■ **Work to complete**
Leave out any picture and return the remaining listing below exactly as given.

┌──

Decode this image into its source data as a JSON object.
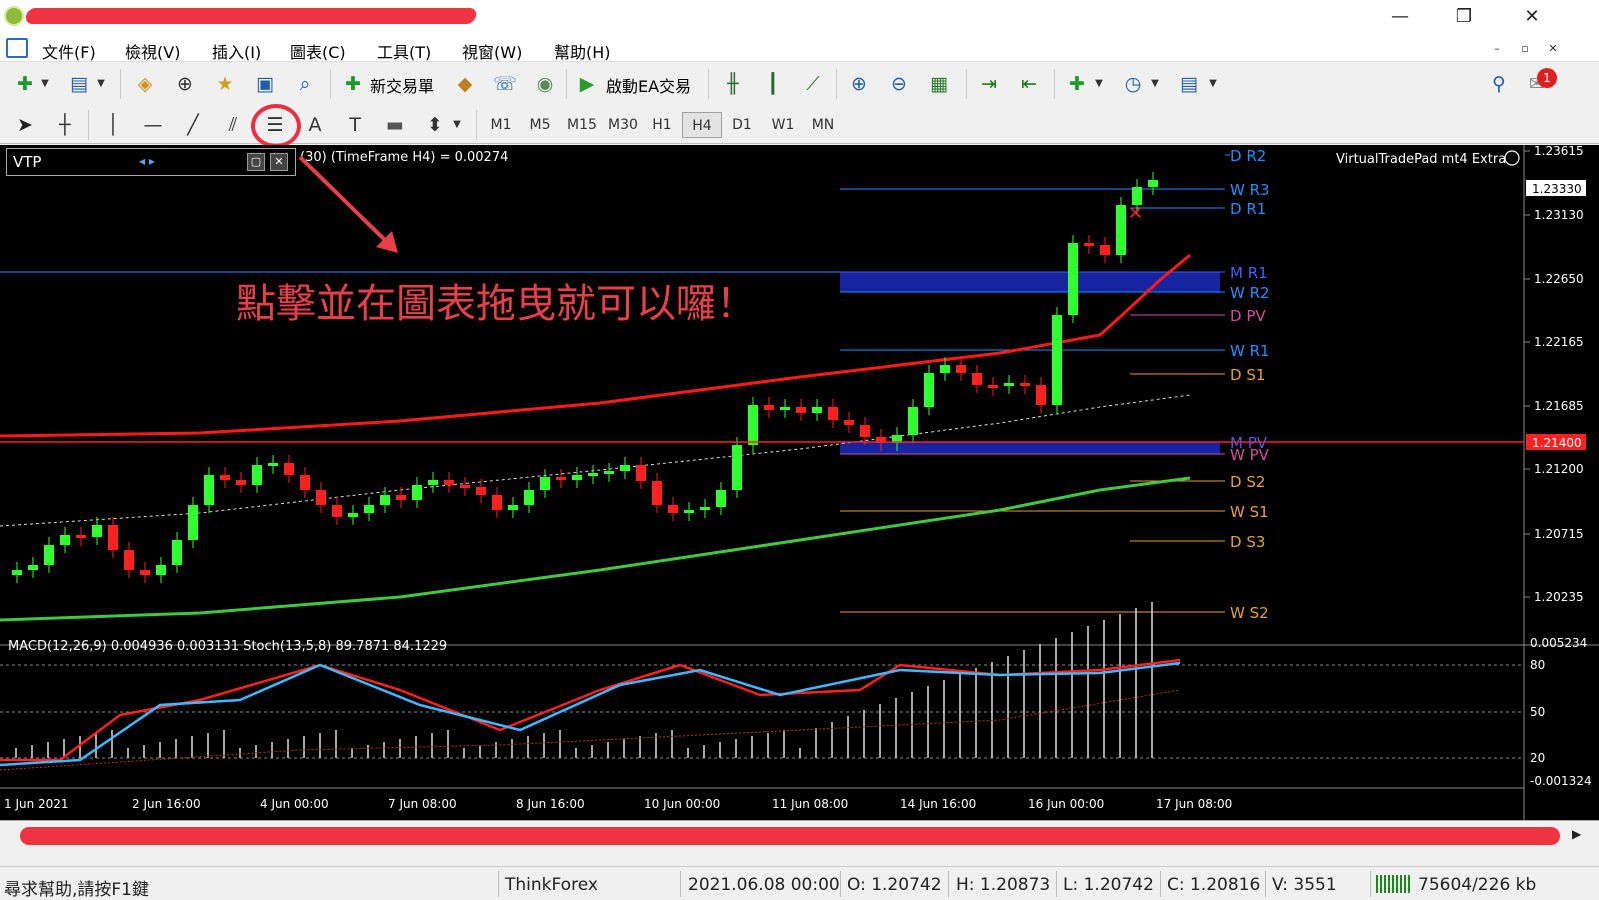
{
  "menu": [
    "文件(F)",
    "檢視(V)",
    "插入(I)",
    "圖表(C)",
    "工具(T)",
    "視窗(W)",
    "幫助(H)"
  ],
  "toolbar": {
    "new_trade_label": "新交易單",
    "ea_trade_label": "啟動EA交易",
    "timeframes": [
      "M1",
      "M5",
      "M15",
      "M30",
      "H1",
      "H4",
      "D1",
      "W1",
      "MN"
    ],
    "active_timeframe": "H4"
  },
  "panel": {
    "title": "VTP",
    "arrows": "◂ ▸"
  },
  "chart": {
    "info_text": "(30) (TimeFrame H4) = 0.00274",
    "ea_label": "VirtualTradePad mt4 Extra",
    "annotation": "點擊並在圖表拖曳就可以囉！",
    "current_price": "1.23330",
    "hline_price": "1.21400",
    "price_axis": [
      "1.23615",
      "1.23130",
      "1.22650",
      "1.22165",
      "1.21685",
      "1.21200",
      "1.20715",
      "1.20235"
    ],
    "levels": [
      "D R2",
      "W R3",
      "D R1",
      "M R1",
      "W R2",
      "D PV",
      "W R1",
      "D S1",
      "M PV",
      "W PV",
      "D S2",
      "W S1",
      "D S3",
      "W S2"
    ],
    "level_colors": {
      "weekly": "#1e90ff",
      "daily_top": "#1e90ff",
      "daily_pv": "#d050a0",
      "support": "#e8a030",
      "monthly": "#4060ff"
    },
    "sub_info": "MACD(12,26,9) 0.004936 0.003131  Stoch(13,5,8) 89.7871 84.1229",
    "sub_axis": [
      "0.005234",
      "80",
      "50",
      "20",
      "-0.001324"
    ],
    "time_axis": [
      "1 Jun 2021",
      "2 Jun 16:00",
      "4 Jun 00:00",
      "7 Jun 08:00",
      "8 Jun 16:00",
      "10 Jun 00:00",
      "11 Jun 08:00",
      "14 Jun 16:00",
      "16 Jun 00:00",
      "17 Jun 08:00"
    ]
  },
  "status": {
    "help": "尋求幫助,請按F1鍵",
    "broker": "ThinkForex",
    "datetime": "2021.06.08 00:00",
    "open": "O: 1.20742",
    "high": "H: 1.20873",
    "low": "L: 1.20742",
    "close": "C: 1.20816",
    "volume": "V: 3551",
    "traffic": "75604/226 kb"
  }
}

└──

■ **Solution to the exercise**
Decode this image into its source data as a JSON object.
{
  "menu": [
    "文件(F)",
    "檢視(V)",
    "插入(I)",
    "圖表(C)",
    "工具(T)",
    "視窗(W)",
    "幫助(H)"
  ],
  "toolbar": {
    "new_trade_label": "新交易單",
    "ea_trade_label": "啟動EA交易",
    "timeframes": [
      "M1",
      "M5",
      "M15",
      "M30",
      "H1",
      "H4",
      "D1",
      "W1",
      "MN"
    ],
    "active_timeframe": "H4"
  },
  "panel": {
    "title": "VTP",
    "arrows": "◂ ▸"
  },
  "chart": {
    "info_text": "(30) (TimeFrame H4) = 0.00274",
    "ea_label": "VirtualTradePad mt4 Extra",
    "annotation": "點擊並在圖表拖曳就可以囉！",
    "current_price": "1.23330",
    "hline_price": "1.21400",
    "price_axis": [
      "1.23615",
      "1.23130",
      "1.22650",
      "1.22165",
      "1.21685",
      "1.21200",
      "1.20715",
      "1.20235"
    ],
    "levels": [
      "D R2",
      "W R3",
      "D R1",
      "M R1",
      "W R2",
      "D PV",
      "W R1",
      "D S1",
      "M PV",
      "W PV",
      "D S2",
      "W S1",
      "D S3",
      "W S2"
    ],
    "level_colors": {
      "weekly": "#1e90ff",
      "daily_top": "#1e90ff",
      "daily_pv": "#d050a0",
      "support": "#e8a030",
      "monthly": "#4060ff"
    },
    "sub_info": "MACD(12,26,9) 0.004936 0.003131  Stoch(13,5,8) 89.7871 84.1229",
    "sub_axis": [
      "0.005234",
      "80",
      "50",
      "20",
      "-0.001324"
    ],
    "time_axis": [
      "1 Jun 2021",
      "2 Jun 16:00",
      "4 Jun 00:00",
      "7 Jun 08:00",
      "8 Jun 16:00",
      "10 Jun 00:00",
      "11 Jun 08:00",
      "14 Jun 16:00",
      "16 Jun 00:00",
      "17 Jun 08:00"
    ]
  },
  "status": {
    "help": "尋求幫助,請按F1鍵",
    "broker": "ThinkForex",
    "datetime": "2021.06.08 00:00",
    "open": "O: 1.20742",
    "high": "H: 1.20873",
    "low": "L: 1.20742",
    "close": "C: 1.20816",
    "volume": "V: 3551",
    "traffic": "75604/226 kb"
  }
}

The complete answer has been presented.